● **Data records**:
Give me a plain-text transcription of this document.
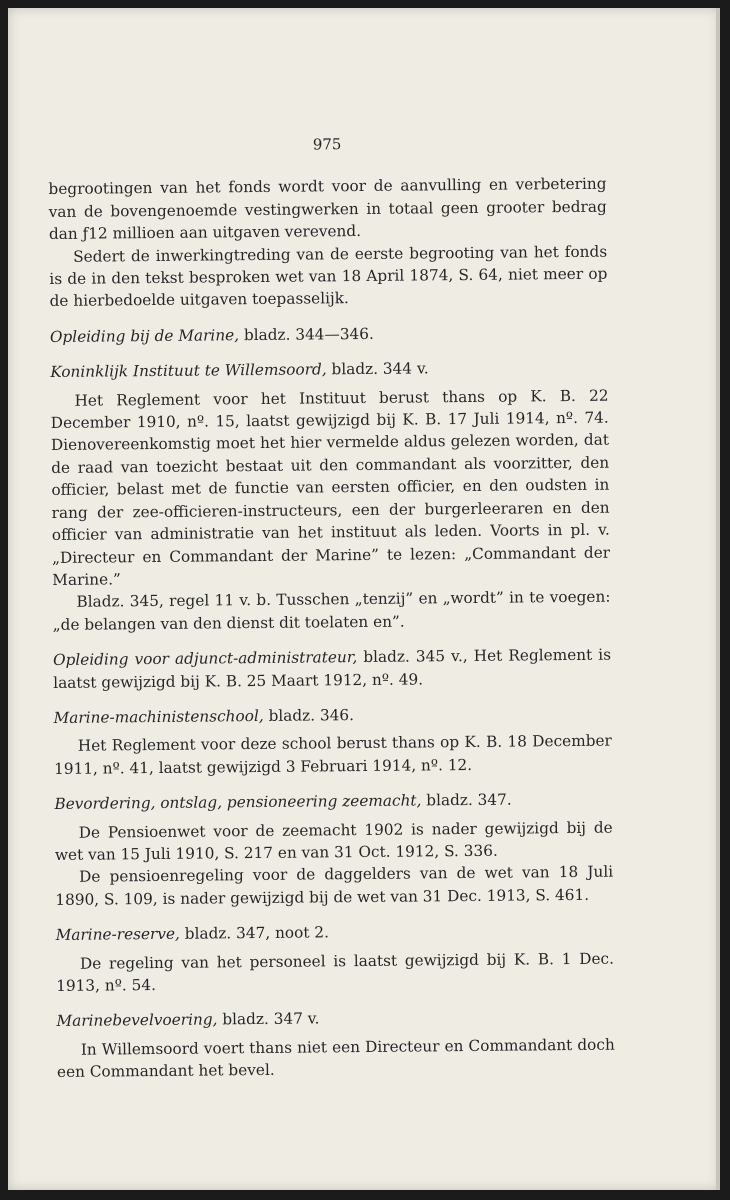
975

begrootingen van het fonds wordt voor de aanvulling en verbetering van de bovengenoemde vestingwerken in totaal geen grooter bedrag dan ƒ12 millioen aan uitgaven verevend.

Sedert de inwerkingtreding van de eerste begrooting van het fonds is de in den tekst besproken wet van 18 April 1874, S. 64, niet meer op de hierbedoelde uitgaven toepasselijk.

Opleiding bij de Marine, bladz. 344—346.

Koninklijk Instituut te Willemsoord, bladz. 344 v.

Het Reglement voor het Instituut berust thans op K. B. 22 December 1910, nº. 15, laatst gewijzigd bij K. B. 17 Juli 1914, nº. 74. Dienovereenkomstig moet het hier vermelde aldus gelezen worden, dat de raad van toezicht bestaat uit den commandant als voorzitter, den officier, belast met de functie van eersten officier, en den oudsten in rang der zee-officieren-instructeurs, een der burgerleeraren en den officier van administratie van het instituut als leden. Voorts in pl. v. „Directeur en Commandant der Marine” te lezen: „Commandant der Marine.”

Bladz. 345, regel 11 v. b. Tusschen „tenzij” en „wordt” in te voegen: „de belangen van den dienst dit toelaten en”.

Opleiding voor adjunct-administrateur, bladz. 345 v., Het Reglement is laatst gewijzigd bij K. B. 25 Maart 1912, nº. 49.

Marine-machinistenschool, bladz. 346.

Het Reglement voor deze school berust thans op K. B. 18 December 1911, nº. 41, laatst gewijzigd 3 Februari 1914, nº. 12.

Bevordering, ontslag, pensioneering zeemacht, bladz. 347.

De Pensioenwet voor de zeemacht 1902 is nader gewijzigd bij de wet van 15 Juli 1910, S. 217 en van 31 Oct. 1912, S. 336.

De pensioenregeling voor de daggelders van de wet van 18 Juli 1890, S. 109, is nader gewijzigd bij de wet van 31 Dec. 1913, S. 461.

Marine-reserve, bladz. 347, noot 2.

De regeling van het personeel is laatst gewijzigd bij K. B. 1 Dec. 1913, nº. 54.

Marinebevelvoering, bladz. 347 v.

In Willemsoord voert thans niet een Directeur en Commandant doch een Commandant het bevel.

● **EXERCISE AIM**: Count every line in the data that contains the word "Instituut", then give that count and nothing else.

● **EXERCISE OUTPUT**: 2